The data:
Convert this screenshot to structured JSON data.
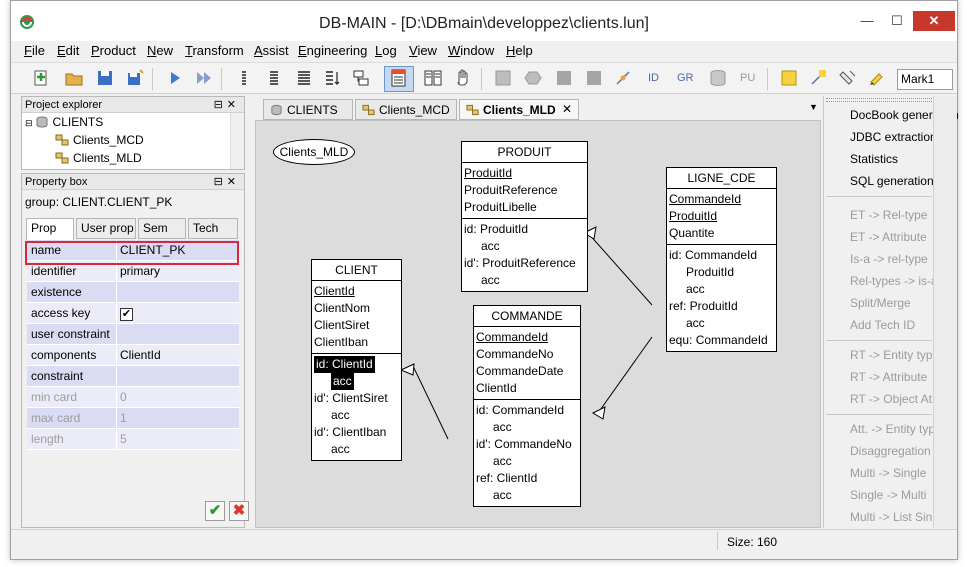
{
  "window": {
    "title": "DB-MAIN  - [D:\\DBmain\\developpez\\clients.lun]",
    "minimize": "—",
    "maximize": "☐",
    "close": "✕"
  },
  "menu": [
    "File",
    "Edit",
    "Product",
    "New",
    "Transform",
    "Assist",
    "Engineering",
    "Log",
    "View",
    "Window",
    "Help"
  ],
  "toolbar": {
    "labels": [
      "ID",
      "GR",
      "PU"
    ],
    "mark_select": "Mark1"
  },
  "project_explorer": {
    "title": "Project explorer",
    "root": "CLIENTS",
    "children": [
      "Clients_MCD",
      "Clients_MLD"
    ]
  },
  "property_box": {
    "title": "Property box",
    "group": "group: CLIENT.CLIENT_PK",
    "tabs": [
      "Prop",
      "User prop",
      "Sem",
      "Tech"
    ],
    "rows": [
      {
        "name": "name",
        "value": "CLIENT_PK"
      },
      {
        "name": "identifier",
        "value": "primary"
      },
      {
        "name": "existence",
        "value": ""
      },
      {
        "name": "access key",
        "value": "✔"
      },
      {
        "name": "user constraint",
        "value": ""
      },
      {
        "name": "components",
        "value": "ClientId"
      },
      {
        "name": "constraint",
        "value": ""
      },
      {
        "name": "min card",
        "value": "0"
      },
      {
        "name": "max card",
        "value": "1"
      },
      {
        "name": "length",
        "value": "5"
      }
    ]
  },
  "doc_tabs": [
    "CLIENTS",
    "Clients_MCD",
    "Clients_MLD"
  ],
  "diagram": {
    "schema_label": "Clients_MLD",
    "entities": {
      "produit": {
        "title": "PRODUIT",
        "attrs": [
          "ProduitId",
          "ProduitReference",
          "ProduitLibelle"
        ],
        "groups": [
          "id: ProduitId",
          "acc",
          "id': ProduitReference",
          "acc"
        ]
      },
      "ligne_cde": {
        "title": "LIGNE_CDE",
        "attrs": [
          "CommandeId",
          "ProduitId",
          "Quantite"
        ],
        "groups": [
          "id: CommandeId",
          "ProduitId",
          "acc",
          "ref: ProduitId",
          "acc",
          "equ: CommandeId"
        ]
      },
      "client": {
        "title": "CLIENT",
        "attrs": [
          "ClientId",
          "ClientNom",
          "ClientSiret",
          "ClientIban"
        ],
        "groups": [
          "id: ClientId",
          "acc",
          "id': ClientSiret",
          "acc",
          "id': ClientIban",
          "acc"
        ]
      },
      "commande": {
        "title": "COMMANDE",
        "attrs": [
          "CommandeId",
          "CommandeNo",
          "CommandeDate",
          "ClientId"
        ],
        "groups": [
          "id: CommandeId",
          "acc",
          "id': CommandeNo",
          "acc",
          "ref: ClientId",
          "acc"
        ]
      }
    }
  },
  "right_panel": {
    "active_items": [
      "DocBook generation",
      "JDBC extraction",
      "Statistics",
      "SQL generation"
    ],
    "disabled_items": [
      "ET -> Rel-type",
      "ET -> Attribute",
      "Is-a -> rel-type",
      "Rel-types -> is-a",
      "Split/Merge",
      "Add Tech ID",
      "RT -> Entity typ",
      "RT -> Attribute",
      "RT -> Object At",
      "Att. -> Entity typ",
      "Disaggregation",
      "Multi -> Single",
      "Single -> Multi",
      "Multi -> List Sin"
    ]
  },
  "status": {
    "size": "Size: 160"
  },
  "colors": {
    "selection_outline": "#d8283a",
    "row_odd": "#d9dcf3",
    "row_even": "#ececf8",
    "close_button": "#c7382b"
  }
}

Written exercise: Transcribe the records above exactly as they appear, leaving out any pictures.

Output:
Convert this screenshot to structured JSON data.
{
  "window": {
    "title": "DB-MAIN  - [D:\\DBmain\\developpez\\clients.lun]",
    "minimize": "—",
    "maximize": "☐",
    "close": "✕"
  },
  "menu": [
    "File",
    "Edit",
    "Product",
    "New",
    "Transform",
    "Assist",
    "Engineering",
    "Log",
    "View",
    "Window",
    "Help"
  ],
  "toolbar": {
    "labels": [
      "ID",
      "GR",
      "PU"
    ],
    "mark_select": "Mark1"
  },
  "project_explorer": {
    "title": "Project explorer",
    "root": "CLIENTS",
    "children": [
      "Clients_MCD",
      "Clients_MLD"
    ]
  },
  "property_box": {
    "title": "Property box",
    "group": "group: CLIENT.CLIENT_PK",
    "tabs": [
      "Prop",
      "User prop",
      "Sem",
      "Tech"
    ],
    "rows": [
      {
        "name": "name",
        "value": "CLIENT_PK"
      },
      {
        "name": "identifier",
        "value": "primary"
      },
      {
        "name": "existence",
        "value": ""
      },
      {
        "name": "access key",
        "value": "✔"
      },
      {
        "name": "user constraint",
        "value": ""
      },
      {
        "name": "components",
        "value": "ClientId"
      },
      {
        "name": "constraint",
        "value": ""
      },
      {
        "name": "min card",
        "value": "0"
      },
      {
        "name": "max card",
        "value": "1"
      },
      {
        "name": "length",
        "value": "5"
      }
    ]
  },
  "doc_tabs": [
    "CLIENTS",
    "Clients_MCD",
    "Clients_MLD"
  ],
  "diagram": {
    "schema_label": "Clients_MLD",
    "entities": {
      "produit": {
        "title": "PRODUIT",
        "attrs": [
          "ProduitId",
          "ProduitReference",
          "ProduitLibelle"
        ],
        "groups": [
          "id: ProduitId",
          "acc",
          "id': ProduitReference",
          "acc"
        ]
      },
      "ligne_cde": {
        "title": "LIGNE_CDE",
        "attrs": [
          "CommandeId",
          "ProduitId",
          "Quantite"
        ],
        "groups": [
          "id: CommandeId",
          "ProduitId",
          "acc",
          "ref: ProduitId",
          "acc",
          "equ: CommandeId"
        ]
      },
      "client": {
        "title": "CLIENT",
        "attrs": [
          "ClientId",
          "ClientNom",
          "ClientSiret",
          "ClientIban"
        ],
        "groups": [
          "id: ClientId",
          "acc",
          "id': ClientSiret",
          "acc",
          "id': ClientIban",
          "acc"
        ]
      },
      "commande": {
        "title": "COMMANDE",
        "attrs": [
          "CommandeId",
          "CommandeNo",
          "CommandeDate",
          "ClientId"
        ],
        "groups": [
          "id: CommandeId",
          "acc",
          "id': CommandeNo",
          "acc",
          "ref: ClientId",
          "acc"
        ]
      }
    }
  },
  "right_panel": {
    "active_items": [
      "DocBook generation",
      "JDBC extraction",
      "Statistics",
      "SQL generation"
    ],
    "disabled_items": [
      "ET -> Rel-type",
      "ET -> Attribute",
      "Is-a -> rel-type",
      "Rel-types -> is-a",
      "Split/Merge",
      "Add Tech ID",
      "RT -> Entity typ",
      "RT -> Attribute",
      "RT -> Object At",
      "Att. -> Entity typ",
      "Disaggregation",
      "Multi -> Single",
      "Single -> Multi",
      "Multi -> List Sin"
    ]
  },
  "status": {
    "size": "Size: 160"
  },
  "colors": {
    "selection_outline": "#d8283a",
    "row_odd": "#d9dcf3",
    "row_even": "#ececf8",
    "close_button": "#c7382b"
  }
}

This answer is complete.